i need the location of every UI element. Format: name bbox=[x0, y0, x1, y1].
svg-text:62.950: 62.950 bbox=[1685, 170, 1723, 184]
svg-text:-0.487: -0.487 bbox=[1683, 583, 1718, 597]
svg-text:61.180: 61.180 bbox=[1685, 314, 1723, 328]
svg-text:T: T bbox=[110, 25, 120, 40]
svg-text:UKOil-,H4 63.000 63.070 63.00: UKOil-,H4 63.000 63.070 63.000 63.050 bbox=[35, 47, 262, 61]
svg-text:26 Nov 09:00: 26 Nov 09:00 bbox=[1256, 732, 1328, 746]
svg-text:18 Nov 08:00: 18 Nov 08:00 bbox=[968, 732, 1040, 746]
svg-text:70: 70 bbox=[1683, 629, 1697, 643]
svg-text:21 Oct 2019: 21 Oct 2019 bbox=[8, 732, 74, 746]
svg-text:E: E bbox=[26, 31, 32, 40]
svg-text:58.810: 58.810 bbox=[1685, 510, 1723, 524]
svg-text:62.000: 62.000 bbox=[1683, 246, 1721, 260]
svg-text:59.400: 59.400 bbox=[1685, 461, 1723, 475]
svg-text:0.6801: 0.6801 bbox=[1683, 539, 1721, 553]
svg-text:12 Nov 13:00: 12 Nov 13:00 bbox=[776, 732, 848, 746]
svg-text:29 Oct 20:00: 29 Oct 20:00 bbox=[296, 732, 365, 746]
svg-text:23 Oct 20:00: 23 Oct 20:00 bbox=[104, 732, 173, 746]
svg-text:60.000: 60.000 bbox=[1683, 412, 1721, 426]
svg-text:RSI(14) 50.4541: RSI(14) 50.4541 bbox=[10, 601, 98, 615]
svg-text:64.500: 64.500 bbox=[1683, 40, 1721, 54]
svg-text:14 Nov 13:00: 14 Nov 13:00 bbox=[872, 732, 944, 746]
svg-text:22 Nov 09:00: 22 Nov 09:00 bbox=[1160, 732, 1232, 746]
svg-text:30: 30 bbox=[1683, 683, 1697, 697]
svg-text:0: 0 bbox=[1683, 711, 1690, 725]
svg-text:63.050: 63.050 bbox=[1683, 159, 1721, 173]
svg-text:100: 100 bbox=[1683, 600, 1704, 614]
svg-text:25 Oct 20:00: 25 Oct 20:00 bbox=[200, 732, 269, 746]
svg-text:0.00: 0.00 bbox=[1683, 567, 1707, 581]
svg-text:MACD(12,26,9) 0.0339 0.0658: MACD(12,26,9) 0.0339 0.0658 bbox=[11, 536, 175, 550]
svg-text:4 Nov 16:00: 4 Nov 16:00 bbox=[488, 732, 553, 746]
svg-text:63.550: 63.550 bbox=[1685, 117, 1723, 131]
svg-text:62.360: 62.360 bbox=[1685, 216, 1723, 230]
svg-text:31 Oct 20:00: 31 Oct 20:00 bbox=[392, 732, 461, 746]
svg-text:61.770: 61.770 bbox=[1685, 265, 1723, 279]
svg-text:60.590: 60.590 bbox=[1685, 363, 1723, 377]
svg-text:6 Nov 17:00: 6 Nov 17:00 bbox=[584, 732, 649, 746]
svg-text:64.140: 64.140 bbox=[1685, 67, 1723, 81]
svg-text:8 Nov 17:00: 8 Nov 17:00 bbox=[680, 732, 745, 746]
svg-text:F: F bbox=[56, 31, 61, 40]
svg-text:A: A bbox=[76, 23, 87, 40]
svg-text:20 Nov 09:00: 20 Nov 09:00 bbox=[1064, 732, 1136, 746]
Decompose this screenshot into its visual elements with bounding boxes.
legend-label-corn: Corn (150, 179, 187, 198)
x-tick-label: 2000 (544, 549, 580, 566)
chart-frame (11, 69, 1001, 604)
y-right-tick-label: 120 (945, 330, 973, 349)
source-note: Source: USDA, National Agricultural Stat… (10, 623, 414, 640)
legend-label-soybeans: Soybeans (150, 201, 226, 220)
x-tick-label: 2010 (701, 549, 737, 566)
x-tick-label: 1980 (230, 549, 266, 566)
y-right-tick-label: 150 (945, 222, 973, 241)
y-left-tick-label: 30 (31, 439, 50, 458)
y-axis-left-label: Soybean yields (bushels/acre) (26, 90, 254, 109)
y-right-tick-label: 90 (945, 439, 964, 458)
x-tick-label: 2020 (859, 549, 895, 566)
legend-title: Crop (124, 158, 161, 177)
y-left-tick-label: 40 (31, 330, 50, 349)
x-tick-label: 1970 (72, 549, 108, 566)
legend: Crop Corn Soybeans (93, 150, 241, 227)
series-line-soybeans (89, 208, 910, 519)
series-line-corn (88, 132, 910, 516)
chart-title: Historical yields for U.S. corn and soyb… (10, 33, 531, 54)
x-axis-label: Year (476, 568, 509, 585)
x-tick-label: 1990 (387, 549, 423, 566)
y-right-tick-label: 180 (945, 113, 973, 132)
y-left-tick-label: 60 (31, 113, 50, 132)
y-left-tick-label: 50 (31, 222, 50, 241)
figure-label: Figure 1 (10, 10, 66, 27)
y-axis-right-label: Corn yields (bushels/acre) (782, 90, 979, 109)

++++++

Write out the part of the entries that runs from the start of the entries through the line containing "svg-text:UKOil-,H4 63.000 63.070", including both ends.

i need the location of every UI element. Format: name bbox=[x0, y0, x1, y1].
svg-text:62.950: 62.950 bbox=[1685, 170, 1723, 184]
svg-text:-0.487: -0.487 bbox=[1683, 583, 1718, 597]
svg-text:61.180: 61.180 bbox=[1685, 314, 1723, 328]
svg-text:T: T bbox=[110, 25, 120, 40]
svg-text:UKOil-,H4 63.000 63.070 63.00: UKOil-,H4 63.000 63.070 63.000 63.050 bbox=[35, 47, 262, 61]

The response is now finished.